▶ **Records supplied**:
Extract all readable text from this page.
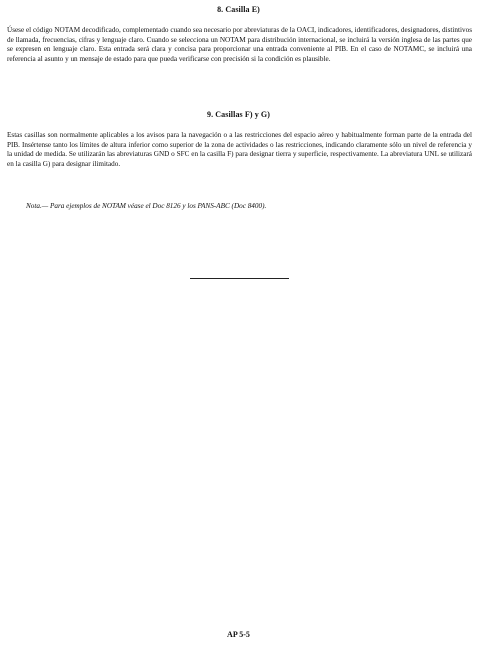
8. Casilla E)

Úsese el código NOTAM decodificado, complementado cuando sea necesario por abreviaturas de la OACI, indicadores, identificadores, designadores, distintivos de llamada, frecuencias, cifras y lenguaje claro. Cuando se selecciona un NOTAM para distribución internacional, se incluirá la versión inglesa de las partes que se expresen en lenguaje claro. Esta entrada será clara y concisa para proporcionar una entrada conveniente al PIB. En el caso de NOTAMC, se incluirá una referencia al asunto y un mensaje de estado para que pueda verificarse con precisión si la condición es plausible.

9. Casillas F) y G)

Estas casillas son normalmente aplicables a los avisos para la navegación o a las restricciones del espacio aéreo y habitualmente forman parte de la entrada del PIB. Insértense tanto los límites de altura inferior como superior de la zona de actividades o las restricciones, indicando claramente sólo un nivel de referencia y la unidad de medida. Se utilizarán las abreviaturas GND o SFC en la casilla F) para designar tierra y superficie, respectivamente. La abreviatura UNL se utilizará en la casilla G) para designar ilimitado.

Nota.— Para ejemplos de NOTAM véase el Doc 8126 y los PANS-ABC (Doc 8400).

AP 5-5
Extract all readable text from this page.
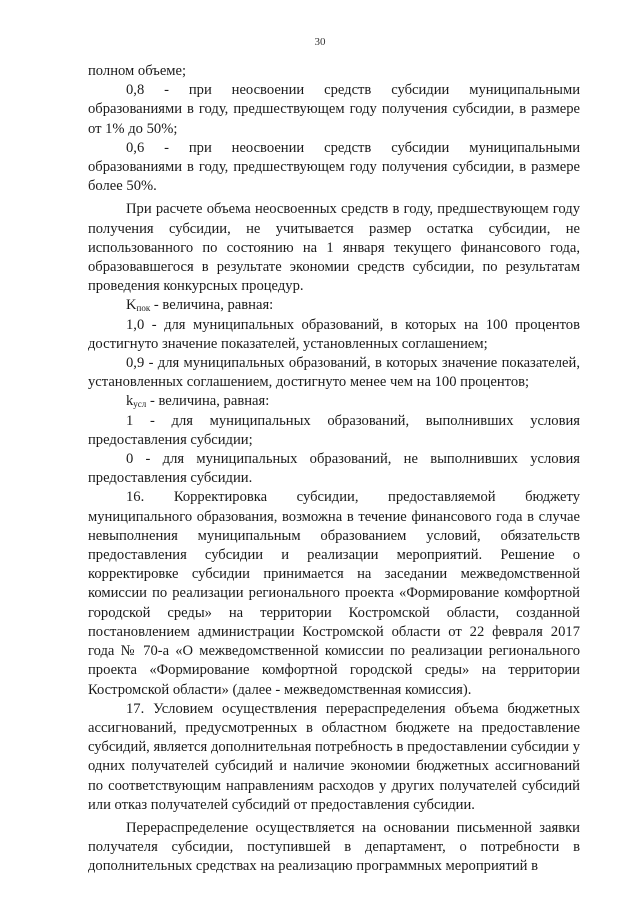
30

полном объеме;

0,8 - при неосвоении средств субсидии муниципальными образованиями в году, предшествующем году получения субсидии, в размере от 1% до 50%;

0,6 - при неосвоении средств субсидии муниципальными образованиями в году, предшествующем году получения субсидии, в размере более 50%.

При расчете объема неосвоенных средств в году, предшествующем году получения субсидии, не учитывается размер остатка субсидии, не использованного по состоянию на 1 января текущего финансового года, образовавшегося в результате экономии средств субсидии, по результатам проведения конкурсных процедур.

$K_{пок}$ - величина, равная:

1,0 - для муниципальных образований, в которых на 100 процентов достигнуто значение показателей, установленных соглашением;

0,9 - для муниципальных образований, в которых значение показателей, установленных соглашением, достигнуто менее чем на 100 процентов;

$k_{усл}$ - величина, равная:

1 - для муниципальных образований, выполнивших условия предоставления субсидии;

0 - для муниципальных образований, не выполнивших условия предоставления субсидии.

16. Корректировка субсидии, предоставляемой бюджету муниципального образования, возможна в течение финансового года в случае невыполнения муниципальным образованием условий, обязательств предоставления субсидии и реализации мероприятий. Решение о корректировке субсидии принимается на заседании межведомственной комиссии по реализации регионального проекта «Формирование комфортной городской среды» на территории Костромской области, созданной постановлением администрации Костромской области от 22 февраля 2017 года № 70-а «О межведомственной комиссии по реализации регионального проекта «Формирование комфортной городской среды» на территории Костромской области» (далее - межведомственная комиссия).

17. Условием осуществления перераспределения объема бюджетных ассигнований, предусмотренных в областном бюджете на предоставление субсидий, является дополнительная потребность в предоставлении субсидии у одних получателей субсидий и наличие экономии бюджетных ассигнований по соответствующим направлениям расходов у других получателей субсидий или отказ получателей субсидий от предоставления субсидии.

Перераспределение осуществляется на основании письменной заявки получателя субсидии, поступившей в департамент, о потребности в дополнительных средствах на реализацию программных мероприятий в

▶ **Given problem**:
Among the entries above, identify all lines with "которых" and copy them.

▶ **Solved problem**:
1,0 - для муниципальных образований, в которых на 100 процентов достигнуто значение показателей, установленных соглашением;
0,9 - для муниципальных образований, в которых значение показателей, установленных соглашением, достигнуто менее чем на 100 процентов;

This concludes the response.